= TASK DATA =

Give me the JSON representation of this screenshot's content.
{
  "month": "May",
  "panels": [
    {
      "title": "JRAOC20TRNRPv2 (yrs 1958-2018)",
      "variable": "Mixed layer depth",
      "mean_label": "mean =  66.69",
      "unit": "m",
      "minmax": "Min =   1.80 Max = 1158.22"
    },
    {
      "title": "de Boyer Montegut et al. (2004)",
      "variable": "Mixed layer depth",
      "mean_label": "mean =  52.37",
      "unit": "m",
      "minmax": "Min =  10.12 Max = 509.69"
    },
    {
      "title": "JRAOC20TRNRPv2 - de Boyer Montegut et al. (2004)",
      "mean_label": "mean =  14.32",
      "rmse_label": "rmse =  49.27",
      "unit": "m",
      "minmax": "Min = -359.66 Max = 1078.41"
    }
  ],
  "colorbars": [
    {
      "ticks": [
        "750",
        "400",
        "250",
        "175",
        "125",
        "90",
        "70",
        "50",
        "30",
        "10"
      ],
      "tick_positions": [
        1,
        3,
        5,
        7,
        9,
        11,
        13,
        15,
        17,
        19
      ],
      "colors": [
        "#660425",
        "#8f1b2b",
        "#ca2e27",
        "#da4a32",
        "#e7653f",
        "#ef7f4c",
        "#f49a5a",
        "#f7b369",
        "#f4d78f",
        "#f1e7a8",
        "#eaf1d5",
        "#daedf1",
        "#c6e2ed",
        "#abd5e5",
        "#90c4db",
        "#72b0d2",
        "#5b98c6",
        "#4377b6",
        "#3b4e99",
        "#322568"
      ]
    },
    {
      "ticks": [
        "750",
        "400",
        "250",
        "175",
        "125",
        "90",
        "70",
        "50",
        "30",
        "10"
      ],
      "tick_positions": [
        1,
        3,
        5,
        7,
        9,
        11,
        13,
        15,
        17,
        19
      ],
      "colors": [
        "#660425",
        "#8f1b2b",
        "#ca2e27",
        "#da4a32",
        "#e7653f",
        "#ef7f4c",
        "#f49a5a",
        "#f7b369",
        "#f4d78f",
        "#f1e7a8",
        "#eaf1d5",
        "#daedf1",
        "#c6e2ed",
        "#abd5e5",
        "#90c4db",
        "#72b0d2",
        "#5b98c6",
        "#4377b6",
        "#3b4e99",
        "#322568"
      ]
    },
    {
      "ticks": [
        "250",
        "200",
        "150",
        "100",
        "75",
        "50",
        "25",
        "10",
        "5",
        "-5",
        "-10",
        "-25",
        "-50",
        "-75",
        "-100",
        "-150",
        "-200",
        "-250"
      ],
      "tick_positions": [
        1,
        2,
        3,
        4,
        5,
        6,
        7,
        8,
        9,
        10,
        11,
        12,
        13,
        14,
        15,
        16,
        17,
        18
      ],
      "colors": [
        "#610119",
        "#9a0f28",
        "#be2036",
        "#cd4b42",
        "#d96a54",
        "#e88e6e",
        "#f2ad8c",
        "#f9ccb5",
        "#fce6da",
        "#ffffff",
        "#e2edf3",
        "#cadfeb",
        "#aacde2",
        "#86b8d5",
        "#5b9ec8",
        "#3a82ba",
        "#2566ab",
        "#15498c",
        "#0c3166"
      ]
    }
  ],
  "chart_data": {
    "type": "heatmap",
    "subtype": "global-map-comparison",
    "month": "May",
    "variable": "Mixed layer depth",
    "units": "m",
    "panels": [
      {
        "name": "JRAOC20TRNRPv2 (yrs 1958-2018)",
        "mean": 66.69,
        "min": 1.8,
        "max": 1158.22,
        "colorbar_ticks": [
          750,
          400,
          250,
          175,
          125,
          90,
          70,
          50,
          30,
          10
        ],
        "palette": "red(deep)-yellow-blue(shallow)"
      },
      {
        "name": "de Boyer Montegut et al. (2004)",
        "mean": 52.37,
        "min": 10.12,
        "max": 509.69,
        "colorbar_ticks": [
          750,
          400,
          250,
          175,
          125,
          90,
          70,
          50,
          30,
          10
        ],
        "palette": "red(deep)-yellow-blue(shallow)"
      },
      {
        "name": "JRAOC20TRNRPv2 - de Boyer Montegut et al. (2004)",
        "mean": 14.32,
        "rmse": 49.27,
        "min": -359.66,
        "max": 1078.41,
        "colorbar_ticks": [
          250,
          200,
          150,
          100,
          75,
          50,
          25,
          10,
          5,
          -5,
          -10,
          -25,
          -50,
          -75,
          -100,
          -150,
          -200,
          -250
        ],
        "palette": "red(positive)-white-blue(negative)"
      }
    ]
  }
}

= TASK PROMPT =
All of the lines above must be returned exactly.

= RESULT OF THE TASK =
Give me the JSON representation of this screenshot's content.
{
  "month": "May",
  "panels": [
    {
      "title": "JRAOC20TRNRPv2 (yrs 1958-2018)",
      "variable": "Mixed layer depth",
      "mean_label": "mean =  66.69",
      "unit": "m",
      "minmax": "Min =   1.80 Max = 1158.22"
    },
    {
      "title": "de Boyer Montegut et al. (2004)",
      "variable": "Mixed layer depth",
      "mean_label": "mean =  52.37",
      "unit": "m",
      "minmax": "Min =  10.12 Max = 509.69"
    },
    {
      "title": "JRAOC20TRNRPv2 - de Boyer Montegut et al. (2004)",
      "mean_label": "mean =  14.32",
      "rmse_label": "rmse =  49.27",
      "unit": "m",
      "minmax": "Min = -359.66 Max = 1078.41"
    }
  ],
  "colorbars": [
    {
      "ticks": [
        "750",
        "400",
        "250",
        "175",
        "125",
        "90",
        "70",
        "50",
        "30",
        "10"
      ],
      "tick_positions": [
        1,
        3,
        5,
        7,
        9,
        11,
        13,
        15,
        17,
        19
      ],
      "colors": [
        "#660425",
        "#8f1b2b",
        "#ca2e27",
        "#da4a32",
        "#e7653f",
        "#ef7f4c",
        "#f49a5a",
        "#f7b369",
        "#f4d78f",
        "#f1e7a8",
        "#eaf1d5",
        "#daedf1",
        "#c6e2ed",
        "#abd5e5",
        "#90c4db",
        "#72b0d2",
        "#5b98c6",
        "#4377b6",
        "#3b4e99",
        "#322568"
      ]
    },
    {
      "ticks": [
        "750",
        "400",
        "250",
        "175",
        "125",
        "90",
        "70",
        "50",
        "30",
        "10"
      ],
      "tick_positions": [
        1,
        3,
        5,
        7,
        9,
        11,
        13,
        15,
        17,
        19
      ],
      "colors": [
        "#660425",
        "#8f1b2b",
        "#ca2e27",
        "#da4a32",
        "#e7653f",
        "#ef7f4c",
        "#f49a5a",
        "#f7b369",
        "#f4d78f",
        "#f1e7a8",
        "#eaf1d5",
        "#daedf1",
        "#c6e2ed",
        "#abd5e5",
        "#90c4db",
        "#72b0d2",
        "#5b98c6",
        "#4377b6",
        "#3b4e99",
        "#322568"
      ]
    },
    {
      "ticks": [
        "250",
        "200",
        "150",
        "100",
        "75",
        "50",
        "25",
        "10",
        "5",
        "-5",
        "-10",
        "-25",
        "-50",
        "-75",
        "-100",
        "-150",
        "-200",
        "-250"
      ],
      "tick_positions": [
        1,
        2,
        3,
        4,
        5,
        6,
        7,
        8,
        9,
        10,
        11,
        12,
        13,
        14,
        15,
        16,
        17,
        18
      ],
      "colors": [
        "#610119",
        "#9a0f28",
        "#be2036",
        "#cd4b42",
        "#d96a54",
        "#e88e6e",
        "#f2ad8c",
        "#f9ccb5",
        "#fce6da",
        "#ffffff",
        "#e2edf3",
        "#cadfeb",
        "#aacde2",
        "#86b8d5",
        "#5b9ec8",
        "#3a82ba",
        "#2566ab",
        "#15498c",
        "#0c3166"
      ]
    }
  ],
  "chart_data": {
    "type": "heatmap",
    "subtype": "global-map-comparison",
    "month": "May",
    "variable": "Mixed layer depth",
    "units": "m",
    "panels": [
      {
        "name": "JRAOC20TRNRPv2 (yrs 1958-2018)",
        "mean": 66.69,
        "min": 1.8,
        "max": 1158.22,
        "colorbar_ticks": [
          750,
          400,
          250,
          175,
          125,
          90,
          70,
          50,
          30,
          10
        ],
        "palette": "red(deep)-yellow-blue(shallow)"
      },
      {
        "name": "de Boyer Montegut et al. (2004)",
        "mean": 52.37,
        "min": 10.12,
        "max": 509.69,
        "colorbar_ticks": [
          750,
          400,
          250,
          175,
          125,
          90,
          70,
          50,
          30,
          10
        ],
        "palette": "red(deep)-yellow-blue(shallow)"
      },
      {
        "name": "JRAOC20TRNRPv2 - de Boyer Montegut et al. (2004)",
        "mean": 14.32,
        "rmse": 49.27,
        "min": -359.66,
        "max": 1078.41,
        "colorbar_ticks": [
          250,
          200,
          150,
          100,
          75,
          50,
          25,
          10,
          5,
          -5,
          -10,
          -25,
          -50,
          -75,
          -100,
          -150,
          -200,
          -250
        ],
        "palette": "red(positive)-white-blue(negative)"
      }
    ]
  }
}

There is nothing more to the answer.